PROVIDED INFORMATION:
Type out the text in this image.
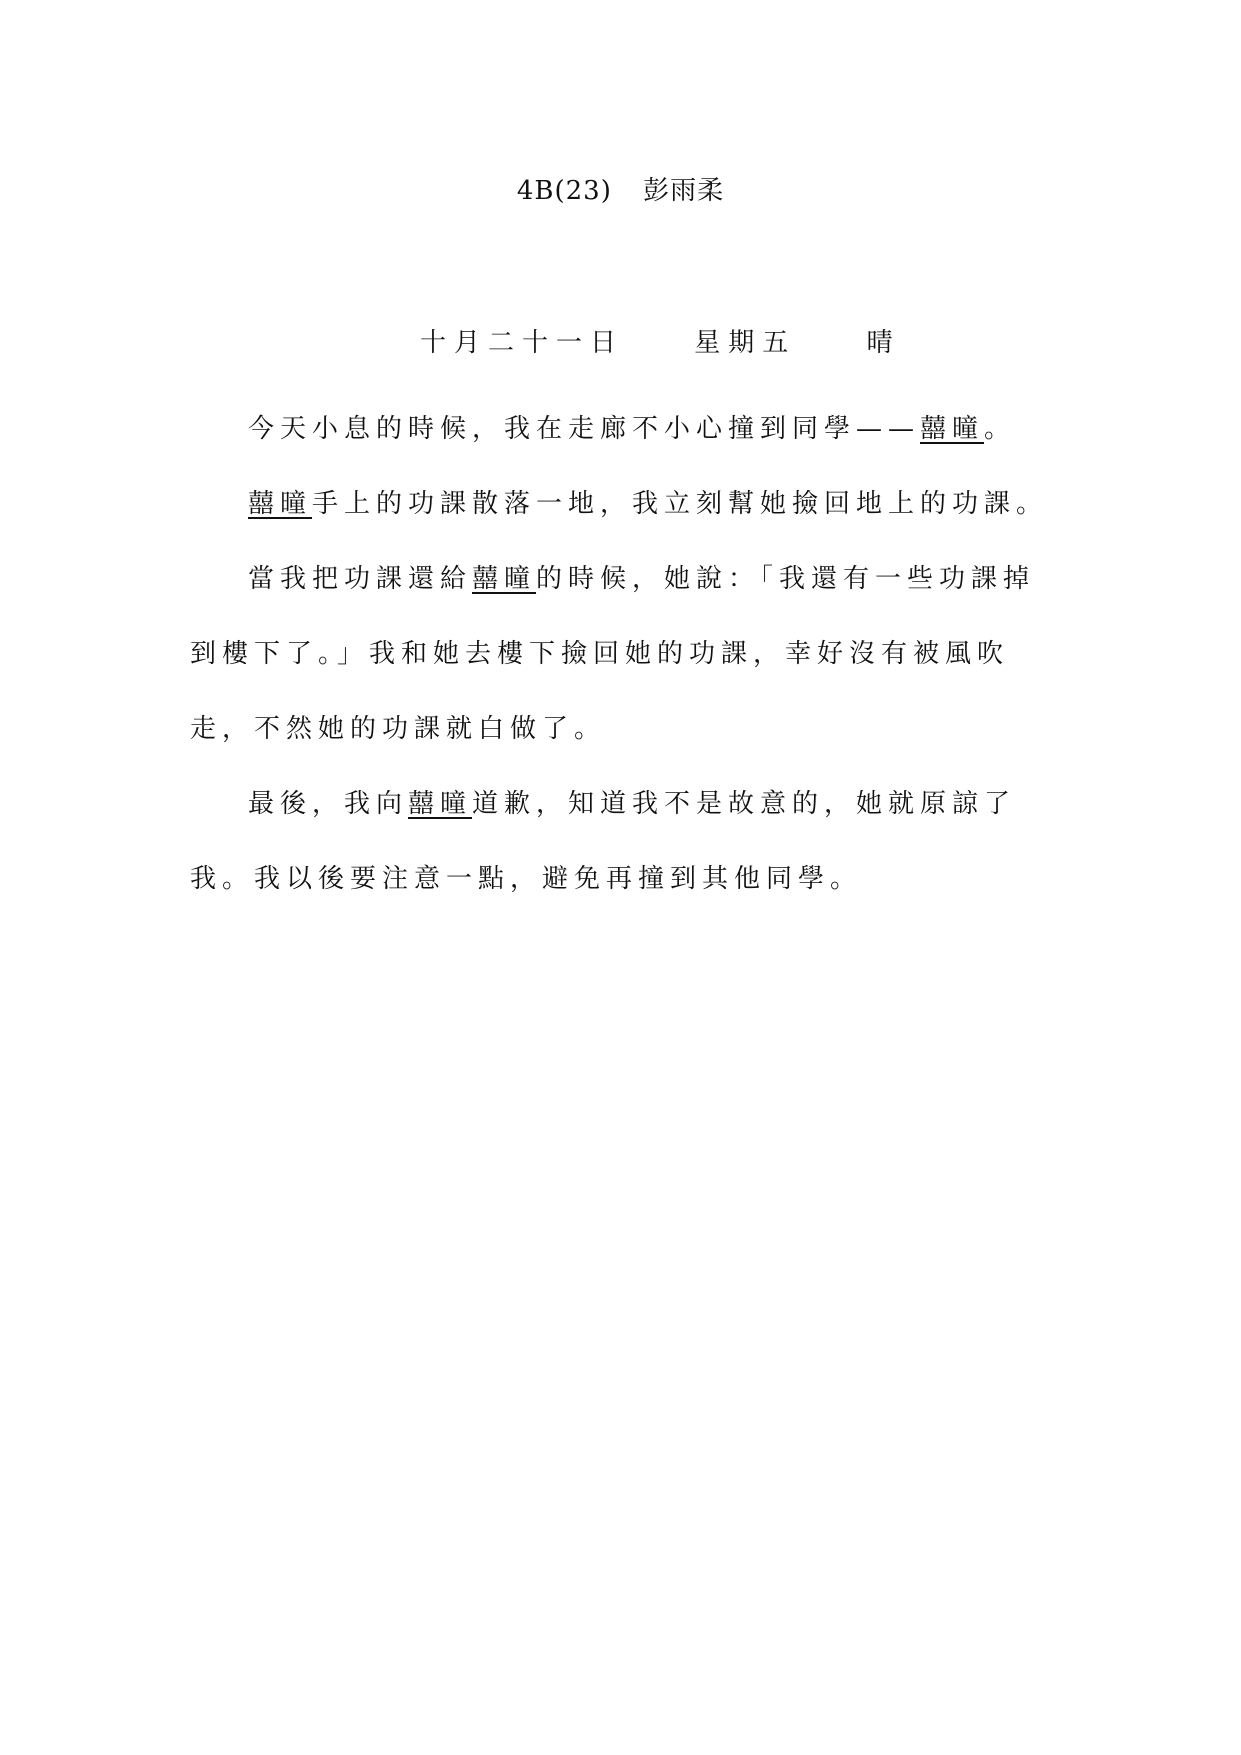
4B(23) 彭雨柔
十月二十一日	星期五	晴

今天小息的時候，我在走廊不小心撞到同學——囍曈。

囍曈手上的功課散落一地，我立刻幫她撿回地上的功課。

當我把功課還給囍曈的時候，她說：「我還有一些功課掉到樓下了。」我和她去樓下撿回她的功課，幸好沒有被風吹走，不然她的功課就白做了。

最後，我向囍曈道歉，知道我不是故意的，她就原諒了我。我以後要注意一點，避免再撞到其他同學。
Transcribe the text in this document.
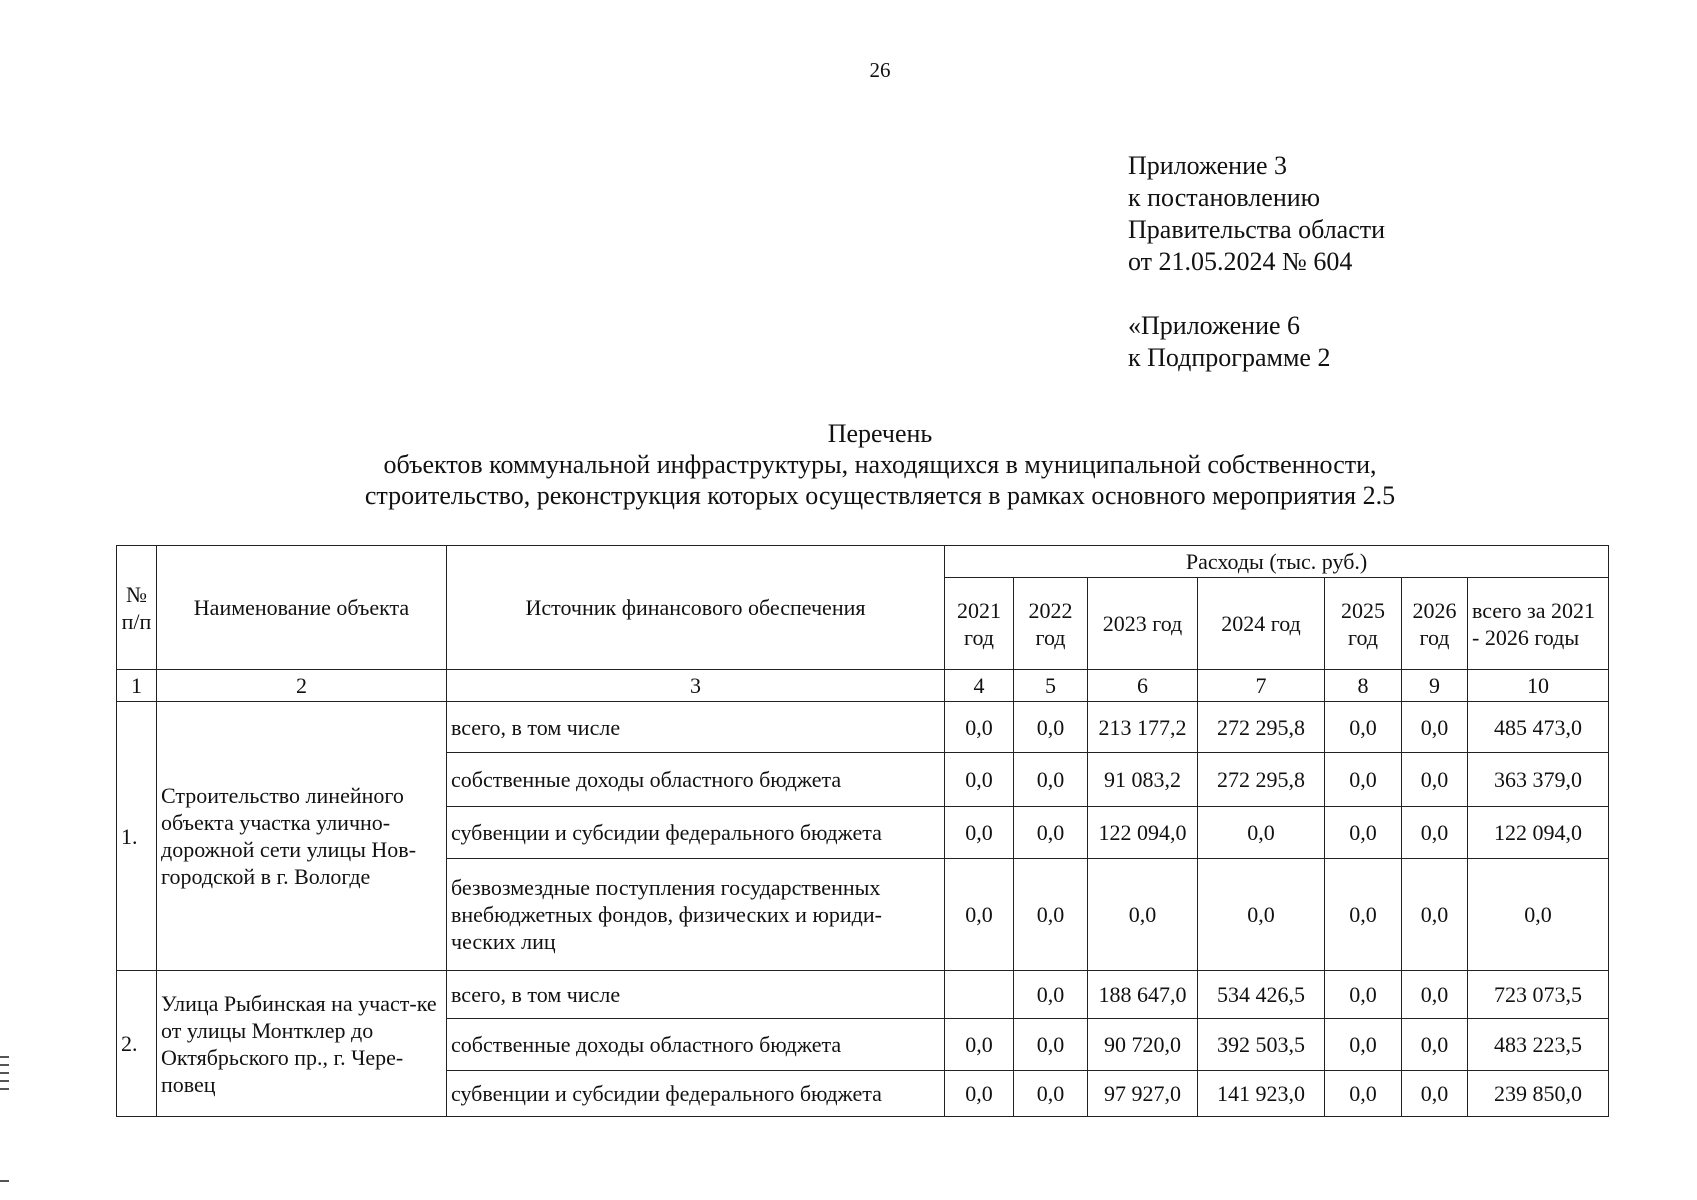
26
Приложение 3
к постановлению
Правительства области
от 21.05.2024 № 604
«Приложение 6
к Подпрограмме 2
Перечень
объектов коммунальной инфраструктуры, находящихся в муниципальной собственности,
строительство, реконструкция которых осуществляется в рамках основного мероприятия 2.5
№ п/п	Наименование объекта	Источник финансового обеспечения	Расходы (тыс. руб.)						
			2021 год	2022 год	2023 год	2024 год	2025 год	2026 год	всего за 2021 - 2026 годы
1	2	3	4	5	6	7	8	9	10
1.	Строительство линейного объекта участка улично-дорожной сети улицы Нов-городской в г. Вологде	всего, в том числе	0,0	0,0	213 177,2	272 295,8	0,0	0,0	485 473,0
		собственные доходы областного бюджета	0,0	0,0	91 083,2	272 295,8	0,0	0,0	363 379,0
		субвенции и субсидии федерального бюджета	0,0	0,0	122 094,0	0,0	0,0	0,0	122 094,0
		безвозмездные поступления государственных внебюджетных фондов, физических и юриди-ческих лиц	0,0	0,0	0,0	0,0	0,0	0,0	0,0
2.	Улица Рыбинская на участ-ке от улицы Монтклер до Октябрьского пр., г. Чере-повец	всего, в том числе		0,0	188 647,0	534 426,5	0,0	0,0	723 073,5
		собственные доходы областного бюджета	0,0	0,0	90 720,0	392 503,5	0,0	0,0	483 223,5
		субвенции и субсидии федерального бюджета	0,0	0,0	97 927,0	141 923,0	0,0	0,0	239 850,0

WRITTEN EXERCISE:
Write out the listing word for word, omitting the pictures it holds.

OUTPUT BELOW:
Type out the text in this image.
4B(23) 彭雨柔
十月二十一日	星期五	晴

今天小息的時候，我在走廊不小心撞到同學——囍曈。

囍曈手上的功課散落一地，我立刻幫她撿回地上的功課。

當我把功課還給囍曈的時候，她說：「我還有一些功課掉到樓下了。」我和她去樓下撿回她的功課，幸好沒有被風吹走，不然她的功課就白做了。

最後，我向囍曈道歉，知道我不是故意的，她就原諒了我。我以後要注意一點，避免再撞到其他同學。
Transcribe the text in this document.
26
Приложение 3
к постановлению
Правительства области
от 21.05.2024 № 604
«Приложение 6
к Подпрограмме 2
Перечень
объектов коммунальной инфраструктуры, находящихся в муниципальной собственности,
строительство, реконструкция которых осуществляется в рамках основного мероприятия 2.5
№ п/п	Наименование объекта	Источник финансового обеспечения	Расходы (тыс. руб.)						
			2021 год	2022 год	2023 год	2024 год	2025 год	2026 год	всего за 2021 - 2026 годы
1	2	3	4	5	6	7	8	9	10
1.	Строительство линейного объекта участка улично-дорожной сети улицы Нов-городской в г. Вологде	всего, в том числе	0,0	0,0	213 177,2	272 295,8	0,0	0,0	485 473,0
		собственные доходы областного бюджета	0,0	0,0	91 083,2	272 295,8	0,0	0,0	363 379,0
		субвенции и субсидии федерального бюджета	0,0	0,0	122 094,0	0,0	0,0	0,0	122 094,0
		безвозмездные поступления государственных внебюджетных фондов, физических и юриди-ческих лиц	0,0	0,0	0,0	0,0	0,0	0,0	0,0
2.	Улица Рыбинская на участ-ке от улицы Монтклер до Октябрьского пр., г. Чере-повец	всего, в том числе		0,0	188 647,0	534 426,5	0,0	0,0	723 073,5
		собственные доходы областного бюджета	0,0	0,0	90 720,0	392 503,5	0,0	0,0	483 223,5
		субвенции и субсидии федерального бюджета	0,0	0,0	97 927,0	141 923,0	0,0	0,0	239 850,0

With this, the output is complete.